*Seção do texto:*
☆ ☆ ☆ ☆ ☆ ☆ ☆

Friday, November 04, 2005

- Você não acha extremamente perigoso montar um FAQ desses nessa altura do campeonato?

Acho. Mas ajo em benefício alheio. Funciona como uma espécie de alerta e meu lado humanitário fica mais contente ao saber que muita gente deixará de se meter em encrencas ao nortear suas intenções com relação a mim através disso aqui.

- Comecemos, pois: porque você é tão chato?

Eu tenho uma teoria pra isso: sou na verdade um pai frustrado. E isso desde os meus oito anos, portanto um pai frustrado há um bom tempo. Cultivo uma relação paternal em diversas escalas com diversas pessoas e/ou coisas e, como todo bom pai, odeio ser contrariado. Como pessoas possuem uma tendência acima do normal em me contrariar muito mais que as coisas poderiam, tendo a me relacionar melhor com coisas. Essas últimas talvez até me achem também um chato e tentem em seu íntimo erguer alguma resistência aos meus desmandos... é daí que vem minha desconfiança quanto aos esbarrões em portas, cabeçadas em armários e topadas em mesinhas de centro que vez ou outra me acontecem.

- Viver em meio a toda essa conspiração de pessoas e coisas que tentam derrubar o céu sobre sua cabeça não é uma coisa meio chata, não? Eliminar (ou efetivar de vez) esse paternalismo fake e mal empregado não seria um bom começo para se ver as coisas sob um ângulo mais real e terreno? E deixar de lado essa bobagem?

☆ ☆ ☆ ☆ ☆ ☆ ☆

*Informações fornecidas:*
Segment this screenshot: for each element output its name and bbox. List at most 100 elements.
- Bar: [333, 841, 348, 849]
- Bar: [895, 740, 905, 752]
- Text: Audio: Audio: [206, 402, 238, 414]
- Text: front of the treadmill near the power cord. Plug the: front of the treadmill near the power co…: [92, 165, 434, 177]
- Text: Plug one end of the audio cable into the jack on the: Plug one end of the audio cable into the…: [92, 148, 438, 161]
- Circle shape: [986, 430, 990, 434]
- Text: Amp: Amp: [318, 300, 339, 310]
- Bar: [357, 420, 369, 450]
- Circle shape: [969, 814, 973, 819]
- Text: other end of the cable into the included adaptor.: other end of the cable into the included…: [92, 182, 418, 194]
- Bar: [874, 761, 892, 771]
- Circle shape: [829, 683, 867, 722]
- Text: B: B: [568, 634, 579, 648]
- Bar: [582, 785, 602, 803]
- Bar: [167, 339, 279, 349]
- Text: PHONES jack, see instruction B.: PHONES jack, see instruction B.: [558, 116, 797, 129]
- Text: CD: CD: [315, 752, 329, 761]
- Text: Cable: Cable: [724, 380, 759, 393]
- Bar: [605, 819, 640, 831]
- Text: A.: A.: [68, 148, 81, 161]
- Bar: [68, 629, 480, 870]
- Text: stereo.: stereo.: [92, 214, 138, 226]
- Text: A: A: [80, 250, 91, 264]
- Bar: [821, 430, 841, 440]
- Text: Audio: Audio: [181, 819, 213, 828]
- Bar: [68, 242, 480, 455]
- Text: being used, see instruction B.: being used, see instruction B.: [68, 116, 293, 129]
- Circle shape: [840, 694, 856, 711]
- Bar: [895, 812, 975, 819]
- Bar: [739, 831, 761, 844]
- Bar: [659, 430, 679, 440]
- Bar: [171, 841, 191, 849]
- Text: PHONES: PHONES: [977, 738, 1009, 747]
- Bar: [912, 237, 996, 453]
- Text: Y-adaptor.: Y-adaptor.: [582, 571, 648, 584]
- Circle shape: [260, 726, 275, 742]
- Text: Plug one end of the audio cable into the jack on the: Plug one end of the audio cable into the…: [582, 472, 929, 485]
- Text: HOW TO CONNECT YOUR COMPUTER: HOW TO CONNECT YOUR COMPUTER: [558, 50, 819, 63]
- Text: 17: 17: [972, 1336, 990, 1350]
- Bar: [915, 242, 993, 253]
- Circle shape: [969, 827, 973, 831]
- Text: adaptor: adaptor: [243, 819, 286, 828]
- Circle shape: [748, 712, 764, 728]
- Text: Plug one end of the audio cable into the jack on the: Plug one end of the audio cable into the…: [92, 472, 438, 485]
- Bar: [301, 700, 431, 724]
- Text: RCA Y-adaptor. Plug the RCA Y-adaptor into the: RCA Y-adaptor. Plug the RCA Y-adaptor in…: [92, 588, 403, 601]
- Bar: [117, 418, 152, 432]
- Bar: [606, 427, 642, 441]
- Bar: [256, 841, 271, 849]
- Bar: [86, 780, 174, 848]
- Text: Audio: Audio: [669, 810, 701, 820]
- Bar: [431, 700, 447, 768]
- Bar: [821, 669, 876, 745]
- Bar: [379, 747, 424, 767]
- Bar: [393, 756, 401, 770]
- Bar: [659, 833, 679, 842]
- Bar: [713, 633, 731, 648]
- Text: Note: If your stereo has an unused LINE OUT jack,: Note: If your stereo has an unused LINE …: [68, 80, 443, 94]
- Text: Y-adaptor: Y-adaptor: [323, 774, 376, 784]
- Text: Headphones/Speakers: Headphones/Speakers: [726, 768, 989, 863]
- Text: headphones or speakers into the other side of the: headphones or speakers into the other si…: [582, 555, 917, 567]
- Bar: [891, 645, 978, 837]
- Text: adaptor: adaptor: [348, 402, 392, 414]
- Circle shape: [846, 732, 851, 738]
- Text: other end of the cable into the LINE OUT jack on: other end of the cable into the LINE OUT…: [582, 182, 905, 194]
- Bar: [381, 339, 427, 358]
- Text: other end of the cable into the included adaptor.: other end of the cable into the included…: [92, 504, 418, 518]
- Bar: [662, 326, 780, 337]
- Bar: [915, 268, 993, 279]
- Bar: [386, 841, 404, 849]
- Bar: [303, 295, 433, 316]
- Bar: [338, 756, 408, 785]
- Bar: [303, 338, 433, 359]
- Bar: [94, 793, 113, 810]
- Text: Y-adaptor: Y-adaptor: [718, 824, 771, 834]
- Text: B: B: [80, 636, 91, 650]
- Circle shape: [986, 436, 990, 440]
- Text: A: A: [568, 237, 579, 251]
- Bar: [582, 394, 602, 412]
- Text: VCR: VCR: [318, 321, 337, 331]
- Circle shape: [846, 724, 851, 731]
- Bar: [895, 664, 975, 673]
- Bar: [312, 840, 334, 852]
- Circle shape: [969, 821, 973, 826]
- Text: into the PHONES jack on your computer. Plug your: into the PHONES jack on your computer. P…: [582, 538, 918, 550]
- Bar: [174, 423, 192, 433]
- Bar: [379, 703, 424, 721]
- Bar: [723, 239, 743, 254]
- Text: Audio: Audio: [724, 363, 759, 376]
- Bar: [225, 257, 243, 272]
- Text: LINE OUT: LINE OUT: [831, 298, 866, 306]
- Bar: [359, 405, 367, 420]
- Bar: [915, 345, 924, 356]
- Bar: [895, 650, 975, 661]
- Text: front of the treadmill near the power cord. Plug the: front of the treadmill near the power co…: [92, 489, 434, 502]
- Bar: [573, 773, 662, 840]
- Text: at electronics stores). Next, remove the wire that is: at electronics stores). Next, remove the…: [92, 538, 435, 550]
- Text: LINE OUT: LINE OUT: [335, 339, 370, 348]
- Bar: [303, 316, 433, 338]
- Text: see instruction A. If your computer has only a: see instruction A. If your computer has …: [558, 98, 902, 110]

☆ ☆ ☆ ☆ ☆ ☆ ☆

*Instruções das tarefas:*
1. Reescreva o trecho do texto entre "- Comecemos, pois: porque" e "outra me acontecem.", inclusive, trocando "pai frustrado" por "pai decepcionado".
2. De acordo com o texto, desde que idade quem responde se considera um pai frustrado?

*Respostas:*
1.
- Comecemos, pois: porque você é tão chato?

Eu tenho uma teoria pra isso: sou na verdade um pai decepcionado. E isso desde os meus oito anos, portanto um pai decepcionado há um bom tempo. Cultivo uma relação paternal em diversas escalas com diversas pessoas e/ou coisas e, como todo bom pai, odeio ser contrariado. Como pessoas possuem uma tendência acima do normal em me contrariar muito mais que as coisas poderiam, tendo a me relacionar melhor com coisas. Essas últimas talvez até me achem também um chato e tentem em seu íntimo erguer alguma resistência aos meus desmandos... é daí que vem minha desconfiança quanto aos esbarrões em portas, cabeçadas em armários e topadas em mesinhas de centro que vez ou outra me acontecem.

2. Desde os oito anos.